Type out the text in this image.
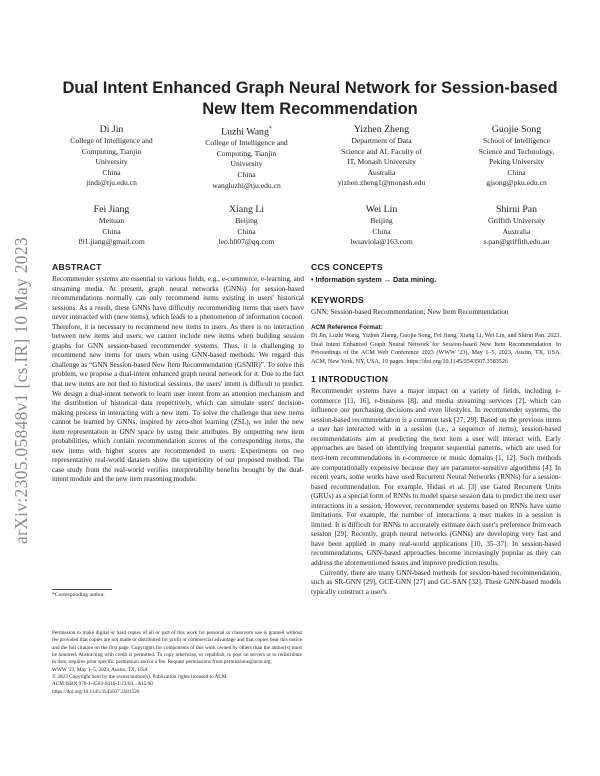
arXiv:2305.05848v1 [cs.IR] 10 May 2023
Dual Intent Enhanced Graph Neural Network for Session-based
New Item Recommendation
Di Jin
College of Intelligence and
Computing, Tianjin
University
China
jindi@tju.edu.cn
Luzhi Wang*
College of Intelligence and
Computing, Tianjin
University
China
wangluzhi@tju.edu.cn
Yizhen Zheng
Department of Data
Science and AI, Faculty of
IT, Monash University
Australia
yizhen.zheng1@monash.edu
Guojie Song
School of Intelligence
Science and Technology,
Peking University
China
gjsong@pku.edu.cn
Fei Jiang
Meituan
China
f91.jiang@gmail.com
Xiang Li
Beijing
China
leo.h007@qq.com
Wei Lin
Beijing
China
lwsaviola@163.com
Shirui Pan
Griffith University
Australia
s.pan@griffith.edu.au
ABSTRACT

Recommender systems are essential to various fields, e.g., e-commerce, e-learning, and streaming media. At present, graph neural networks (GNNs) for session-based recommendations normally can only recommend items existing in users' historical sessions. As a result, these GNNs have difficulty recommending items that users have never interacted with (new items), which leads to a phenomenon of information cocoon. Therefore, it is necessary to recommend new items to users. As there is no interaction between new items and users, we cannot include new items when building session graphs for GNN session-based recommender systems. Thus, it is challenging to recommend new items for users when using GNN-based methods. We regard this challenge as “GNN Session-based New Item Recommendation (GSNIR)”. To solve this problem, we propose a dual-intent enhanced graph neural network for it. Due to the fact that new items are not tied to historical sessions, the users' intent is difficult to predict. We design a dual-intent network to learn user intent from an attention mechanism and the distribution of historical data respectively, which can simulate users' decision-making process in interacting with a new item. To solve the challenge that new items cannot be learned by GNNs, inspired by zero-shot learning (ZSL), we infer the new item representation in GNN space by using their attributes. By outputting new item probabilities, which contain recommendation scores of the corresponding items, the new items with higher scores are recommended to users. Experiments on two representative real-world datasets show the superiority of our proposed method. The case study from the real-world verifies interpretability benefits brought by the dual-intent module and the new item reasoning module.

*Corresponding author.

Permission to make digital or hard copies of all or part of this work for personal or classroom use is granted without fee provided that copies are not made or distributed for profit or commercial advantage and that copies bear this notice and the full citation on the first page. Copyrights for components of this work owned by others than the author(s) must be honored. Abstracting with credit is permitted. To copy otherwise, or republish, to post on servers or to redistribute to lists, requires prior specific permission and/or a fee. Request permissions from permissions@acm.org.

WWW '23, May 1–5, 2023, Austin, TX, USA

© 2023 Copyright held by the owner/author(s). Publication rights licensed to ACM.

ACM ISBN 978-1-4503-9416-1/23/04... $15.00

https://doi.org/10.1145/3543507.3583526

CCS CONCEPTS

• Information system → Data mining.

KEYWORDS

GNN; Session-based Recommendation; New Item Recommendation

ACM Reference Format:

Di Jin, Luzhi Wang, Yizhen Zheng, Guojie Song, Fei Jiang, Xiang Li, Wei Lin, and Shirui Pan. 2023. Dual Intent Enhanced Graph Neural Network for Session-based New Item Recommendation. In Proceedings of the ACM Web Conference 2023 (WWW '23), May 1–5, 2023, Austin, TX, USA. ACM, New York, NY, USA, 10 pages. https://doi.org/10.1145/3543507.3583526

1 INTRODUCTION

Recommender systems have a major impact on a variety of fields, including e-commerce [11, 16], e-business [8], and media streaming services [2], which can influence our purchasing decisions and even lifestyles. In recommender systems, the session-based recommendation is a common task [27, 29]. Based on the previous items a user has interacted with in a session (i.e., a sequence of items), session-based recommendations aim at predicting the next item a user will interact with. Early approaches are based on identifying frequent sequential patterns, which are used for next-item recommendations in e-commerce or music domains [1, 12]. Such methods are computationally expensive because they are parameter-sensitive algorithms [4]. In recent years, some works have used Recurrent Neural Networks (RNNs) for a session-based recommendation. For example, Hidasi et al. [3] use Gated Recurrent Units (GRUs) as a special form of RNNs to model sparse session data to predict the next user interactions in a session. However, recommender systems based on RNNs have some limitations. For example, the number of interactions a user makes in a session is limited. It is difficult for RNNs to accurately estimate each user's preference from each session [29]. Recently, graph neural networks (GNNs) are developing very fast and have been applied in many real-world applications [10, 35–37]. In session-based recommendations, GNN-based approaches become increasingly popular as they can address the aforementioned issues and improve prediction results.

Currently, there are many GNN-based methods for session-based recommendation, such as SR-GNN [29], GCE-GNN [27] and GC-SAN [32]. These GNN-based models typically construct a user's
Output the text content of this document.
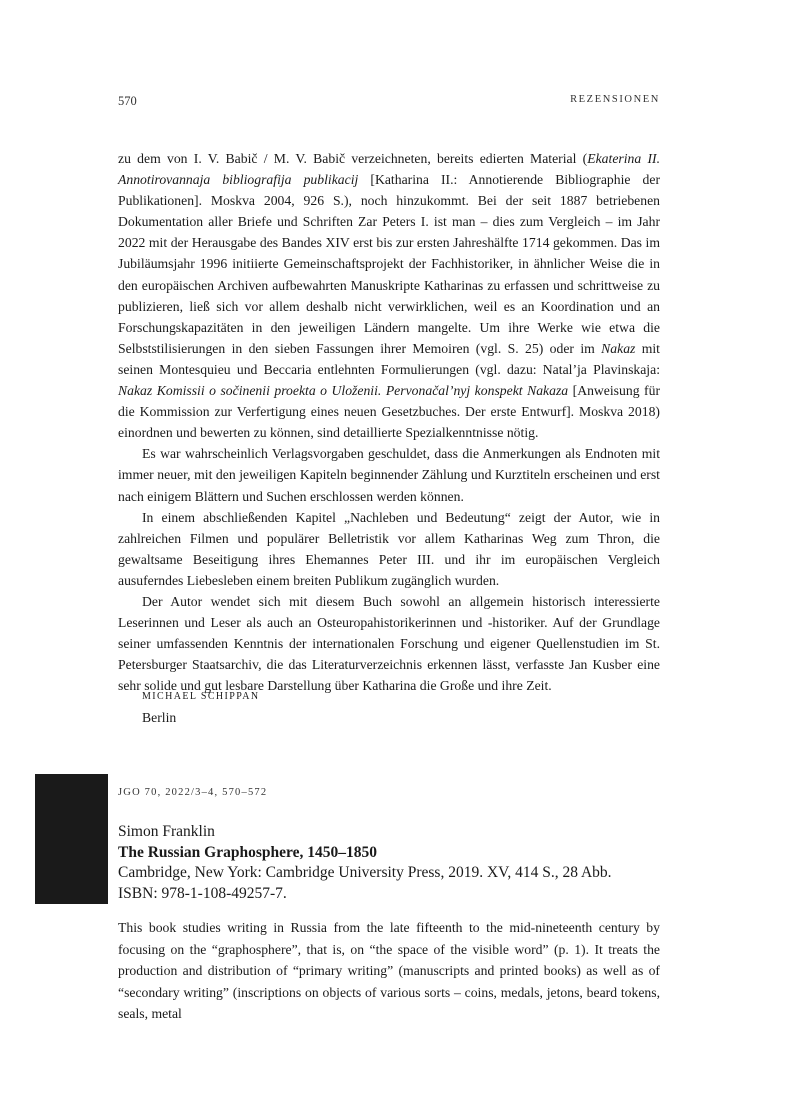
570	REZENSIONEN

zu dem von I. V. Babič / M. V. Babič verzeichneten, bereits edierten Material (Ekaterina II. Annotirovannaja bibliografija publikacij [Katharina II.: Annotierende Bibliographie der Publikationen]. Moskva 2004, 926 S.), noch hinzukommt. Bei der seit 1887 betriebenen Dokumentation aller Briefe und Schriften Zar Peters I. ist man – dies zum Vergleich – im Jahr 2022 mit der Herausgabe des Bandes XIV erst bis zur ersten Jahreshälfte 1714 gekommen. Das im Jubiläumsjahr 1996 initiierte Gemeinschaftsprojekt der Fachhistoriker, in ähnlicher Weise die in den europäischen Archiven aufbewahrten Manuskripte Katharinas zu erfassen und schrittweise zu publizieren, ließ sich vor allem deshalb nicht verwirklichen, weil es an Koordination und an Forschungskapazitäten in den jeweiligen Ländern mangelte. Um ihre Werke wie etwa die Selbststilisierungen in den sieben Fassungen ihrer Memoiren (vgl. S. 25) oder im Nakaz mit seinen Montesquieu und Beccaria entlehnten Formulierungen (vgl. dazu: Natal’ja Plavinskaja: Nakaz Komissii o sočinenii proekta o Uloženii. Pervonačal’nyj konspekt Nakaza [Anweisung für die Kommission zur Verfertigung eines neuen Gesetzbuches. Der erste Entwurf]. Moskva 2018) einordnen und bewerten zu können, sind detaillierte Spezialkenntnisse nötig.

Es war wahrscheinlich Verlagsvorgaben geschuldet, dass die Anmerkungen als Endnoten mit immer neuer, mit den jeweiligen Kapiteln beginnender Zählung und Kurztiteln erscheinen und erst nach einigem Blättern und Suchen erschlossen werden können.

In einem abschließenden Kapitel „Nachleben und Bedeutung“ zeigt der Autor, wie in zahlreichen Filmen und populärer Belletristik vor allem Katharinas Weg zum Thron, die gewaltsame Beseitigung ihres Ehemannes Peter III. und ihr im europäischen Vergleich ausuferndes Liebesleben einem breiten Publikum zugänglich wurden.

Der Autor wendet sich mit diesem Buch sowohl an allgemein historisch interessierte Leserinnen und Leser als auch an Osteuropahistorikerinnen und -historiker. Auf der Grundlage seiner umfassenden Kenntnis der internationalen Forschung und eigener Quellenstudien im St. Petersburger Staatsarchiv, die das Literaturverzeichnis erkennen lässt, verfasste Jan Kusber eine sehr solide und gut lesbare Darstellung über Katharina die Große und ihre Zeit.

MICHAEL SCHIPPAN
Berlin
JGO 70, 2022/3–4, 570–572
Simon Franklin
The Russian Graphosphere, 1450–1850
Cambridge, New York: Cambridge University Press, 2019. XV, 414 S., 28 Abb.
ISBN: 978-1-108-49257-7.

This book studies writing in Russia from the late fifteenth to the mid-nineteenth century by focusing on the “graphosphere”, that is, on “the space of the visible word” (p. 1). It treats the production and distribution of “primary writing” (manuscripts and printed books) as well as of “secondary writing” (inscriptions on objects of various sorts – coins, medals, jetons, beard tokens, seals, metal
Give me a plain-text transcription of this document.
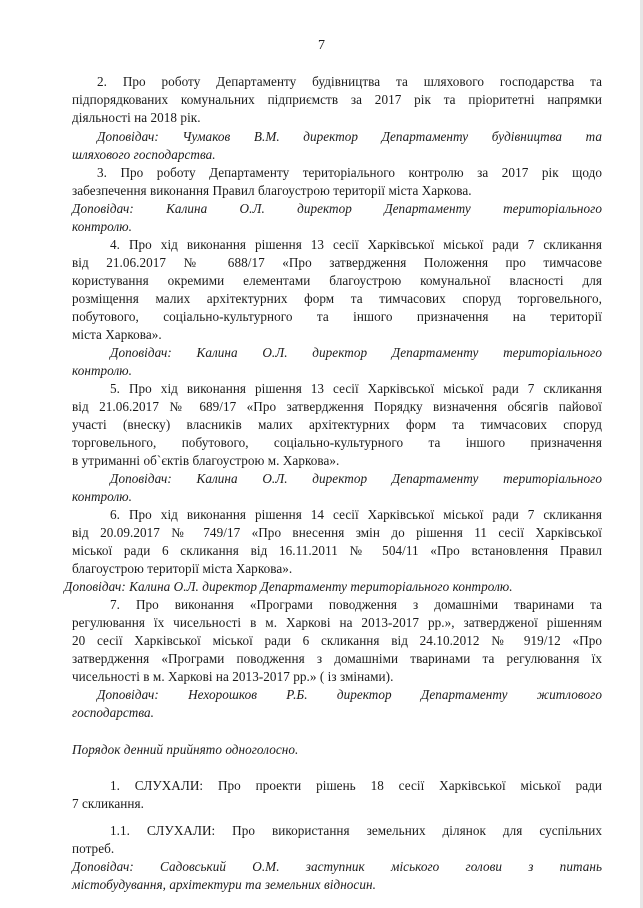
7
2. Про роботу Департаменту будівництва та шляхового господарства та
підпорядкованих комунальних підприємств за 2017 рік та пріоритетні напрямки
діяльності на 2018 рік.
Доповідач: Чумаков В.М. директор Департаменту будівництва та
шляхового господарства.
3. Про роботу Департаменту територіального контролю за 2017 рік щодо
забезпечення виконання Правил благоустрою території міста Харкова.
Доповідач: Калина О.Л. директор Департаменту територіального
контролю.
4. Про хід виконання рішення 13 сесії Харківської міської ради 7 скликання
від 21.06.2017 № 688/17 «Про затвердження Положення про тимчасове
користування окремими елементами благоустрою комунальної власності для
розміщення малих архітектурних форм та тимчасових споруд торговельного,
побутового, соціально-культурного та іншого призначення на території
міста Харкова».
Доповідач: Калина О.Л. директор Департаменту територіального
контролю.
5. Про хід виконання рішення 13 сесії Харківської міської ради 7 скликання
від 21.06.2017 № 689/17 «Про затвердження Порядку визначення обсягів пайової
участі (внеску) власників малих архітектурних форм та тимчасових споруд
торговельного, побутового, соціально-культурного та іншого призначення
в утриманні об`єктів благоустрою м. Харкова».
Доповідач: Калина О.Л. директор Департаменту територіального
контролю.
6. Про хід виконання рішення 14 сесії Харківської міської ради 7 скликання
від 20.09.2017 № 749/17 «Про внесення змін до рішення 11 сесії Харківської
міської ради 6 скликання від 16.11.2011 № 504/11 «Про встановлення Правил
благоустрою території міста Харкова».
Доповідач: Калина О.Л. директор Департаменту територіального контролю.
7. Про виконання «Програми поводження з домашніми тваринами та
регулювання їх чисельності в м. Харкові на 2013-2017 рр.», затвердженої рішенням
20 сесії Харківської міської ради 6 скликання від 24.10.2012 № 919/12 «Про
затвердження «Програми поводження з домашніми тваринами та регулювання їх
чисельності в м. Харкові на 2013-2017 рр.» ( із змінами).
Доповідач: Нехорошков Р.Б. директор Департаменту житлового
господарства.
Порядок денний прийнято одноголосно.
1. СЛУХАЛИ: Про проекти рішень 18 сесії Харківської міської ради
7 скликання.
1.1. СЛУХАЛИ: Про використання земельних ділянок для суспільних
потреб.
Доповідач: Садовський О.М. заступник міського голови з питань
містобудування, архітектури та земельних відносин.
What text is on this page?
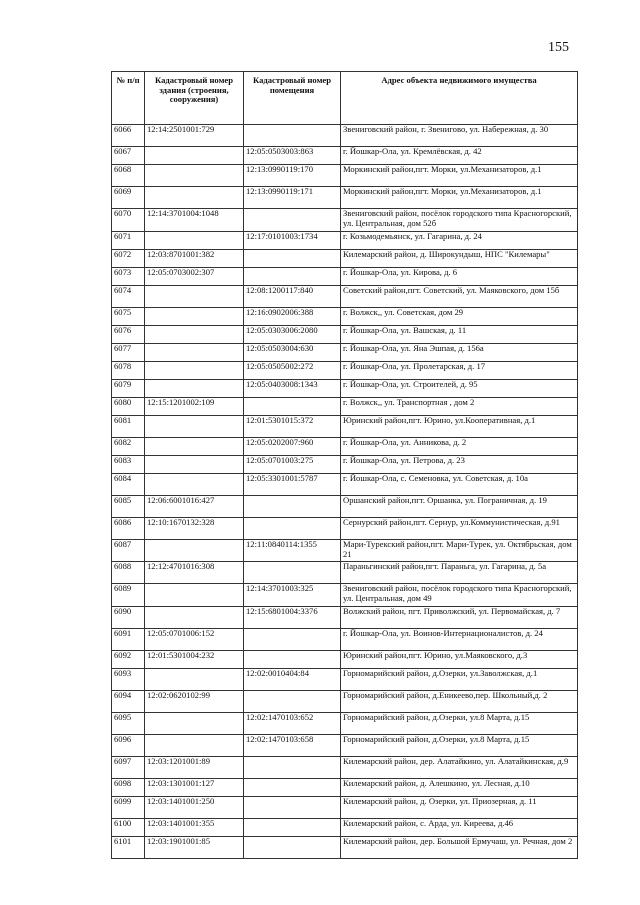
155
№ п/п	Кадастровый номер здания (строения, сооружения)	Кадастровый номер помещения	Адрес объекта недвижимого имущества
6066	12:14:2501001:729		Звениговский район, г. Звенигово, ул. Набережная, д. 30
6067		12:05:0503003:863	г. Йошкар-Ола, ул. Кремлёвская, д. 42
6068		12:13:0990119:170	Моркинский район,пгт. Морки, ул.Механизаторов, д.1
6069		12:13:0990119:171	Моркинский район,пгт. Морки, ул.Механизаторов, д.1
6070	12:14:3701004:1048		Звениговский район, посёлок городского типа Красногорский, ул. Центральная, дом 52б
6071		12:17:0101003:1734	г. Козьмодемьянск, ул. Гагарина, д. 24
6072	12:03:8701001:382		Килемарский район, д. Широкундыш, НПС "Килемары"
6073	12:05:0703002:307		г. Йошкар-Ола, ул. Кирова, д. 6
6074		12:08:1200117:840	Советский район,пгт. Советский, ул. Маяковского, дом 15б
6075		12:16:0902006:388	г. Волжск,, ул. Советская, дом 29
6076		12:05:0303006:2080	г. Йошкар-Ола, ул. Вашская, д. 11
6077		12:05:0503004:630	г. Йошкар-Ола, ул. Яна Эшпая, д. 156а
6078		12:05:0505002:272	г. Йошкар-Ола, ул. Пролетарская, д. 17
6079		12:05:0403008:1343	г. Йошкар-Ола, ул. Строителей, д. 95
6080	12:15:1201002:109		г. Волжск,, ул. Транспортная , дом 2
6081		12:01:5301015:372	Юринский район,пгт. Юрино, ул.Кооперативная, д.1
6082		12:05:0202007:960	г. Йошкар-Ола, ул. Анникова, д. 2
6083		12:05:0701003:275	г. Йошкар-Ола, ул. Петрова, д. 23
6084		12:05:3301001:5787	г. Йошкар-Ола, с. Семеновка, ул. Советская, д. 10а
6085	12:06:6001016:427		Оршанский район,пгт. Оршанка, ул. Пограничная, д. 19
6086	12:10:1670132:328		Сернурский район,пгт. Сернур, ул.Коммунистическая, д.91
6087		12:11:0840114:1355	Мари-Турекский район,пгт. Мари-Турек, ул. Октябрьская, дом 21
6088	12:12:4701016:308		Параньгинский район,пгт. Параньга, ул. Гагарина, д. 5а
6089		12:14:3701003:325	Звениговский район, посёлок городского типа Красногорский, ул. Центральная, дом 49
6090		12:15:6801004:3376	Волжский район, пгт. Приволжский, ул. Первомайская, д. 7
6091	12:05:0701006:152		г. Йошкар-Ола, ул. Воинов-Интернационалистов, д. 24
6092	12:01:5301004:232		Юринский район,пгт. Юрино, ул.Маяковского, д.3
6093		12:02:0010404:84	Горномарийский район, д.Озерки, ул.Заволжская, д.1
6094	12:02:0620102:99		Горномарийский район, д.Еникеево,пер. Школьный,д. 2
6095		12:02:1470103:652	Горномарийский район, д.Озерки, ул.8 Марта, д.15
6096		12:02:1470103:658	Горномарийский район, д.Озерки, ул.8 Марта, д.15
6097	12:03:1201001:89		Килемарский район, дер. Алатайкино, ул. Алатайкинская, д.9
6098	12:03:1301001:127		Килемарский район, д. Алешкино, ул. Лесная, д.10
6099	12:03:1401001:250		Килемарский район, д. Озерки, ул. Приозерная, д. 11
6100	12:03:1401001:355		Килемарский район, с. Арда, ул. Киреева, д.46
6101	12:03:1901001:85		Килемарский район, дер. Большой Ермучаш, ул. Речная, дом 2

### WORK TO COMPLETE
Filter for "University". Return all lines that hold it.

### FINAL RESULT
University
University
IT, Monash University
Peking University
Griffith University
Cambridge, New York: Cambridge University Press, 2019. XV, 414 S., 28 Abb.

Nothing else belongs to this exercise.